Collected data
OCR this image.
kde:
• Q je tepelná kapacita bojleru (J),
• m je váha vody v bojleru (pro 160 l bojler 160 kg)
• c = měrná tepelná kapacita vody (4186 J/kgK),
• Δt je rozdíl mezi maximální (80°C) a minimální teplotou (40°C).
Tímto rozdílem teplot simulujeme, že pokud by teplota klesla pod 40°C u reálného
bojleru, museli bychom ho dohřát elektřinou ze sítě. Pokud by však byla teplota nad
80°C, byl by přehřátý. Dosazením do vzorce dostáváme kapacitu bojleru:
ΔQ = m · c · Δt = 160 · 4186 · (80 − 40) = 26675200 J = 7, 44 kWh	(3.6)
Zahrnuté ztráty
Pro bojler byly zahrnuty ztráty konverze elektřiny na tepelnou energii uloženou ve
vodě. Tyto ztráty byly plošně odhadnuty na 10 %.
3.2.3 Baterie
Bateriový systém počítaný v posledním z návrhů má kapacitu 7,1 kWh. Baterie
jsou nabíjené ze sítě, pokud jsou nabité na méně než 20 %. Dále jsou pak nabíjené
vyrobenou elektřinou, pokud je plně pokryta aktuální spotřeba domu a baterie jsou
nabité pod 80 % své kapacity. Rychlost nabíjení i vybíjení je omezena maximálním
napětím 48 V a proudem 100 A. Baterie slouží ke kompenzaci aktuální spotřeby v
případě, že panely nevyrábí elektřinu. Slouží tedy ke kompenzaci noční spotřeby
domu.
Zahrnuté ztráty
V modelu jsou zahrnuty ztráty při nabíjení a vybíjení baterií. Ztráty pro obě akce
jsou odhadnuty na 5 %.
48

» What the exercise asks:
Give the listing above again, word for word.

» Finished answer:
OCR this image.
kde:
• Q je tepelná kapacita bojleru (J),
• m je váha vody v bojleru (pro 160 l bojler 160 kg)
• c = měrná tepelná kapacita vody (4186 J/kgK),
• Δt je rozdíl mezi maximální (80°C) a minimální teplotou (40°C).
Tímto rozdílem teplot simulujeme, že pokud by teplota klesla pod 40°C u reálného
bojleru, museli bychom ho dohřát elektřinou ze sítě. Pokud by však byla teplota nad
80°C, byl by přehřátý. Dosazením do vzorce dostáváme kapacitu bojleru:
ΔQ = m · c · Δt = 160 · 4186 · (80 − 40) = 26675200 J = 7, 44 kWh	(3.6)
Zahrnuté ztráty
Pro bojler byly zahrnuty ztráty konverze elektřiny na tepelnou energii uloženou ve
vodě. Tyto ztráty byly plošně odhadnuty na 10 %.
3.2.3 Baterie
Bateriový systém počítaný v posledním z návrhů má kapacitu 7,1 kWh. Baterie
jsou nabíjené ze sítě, pokud jsou nabité na méně než 20 %. Dále jsou pak nabíjené
vyrobenou elektřinou, pokud je plně pokryta aktuální spotřeba domu a baterie jsou
nabité pod 80 % své kapacity. Rychlost nabíjení i vybíjení je omezena maximálním
napětím 48 V a proudem 100 A. Baterie slouží ke kompenzaci aktuální spotřeby v
případě, že panely nevyrábí elektřinu. Slouží tedy ke kompenzaci noční spotřeby
domu.
Zahrnuté ztráty
V modelu jsou zahrnuty ztráty při nabíjení a vybíjení baterií. Ztráty pro obě akce
jsou odhadnuty na 5 %.
48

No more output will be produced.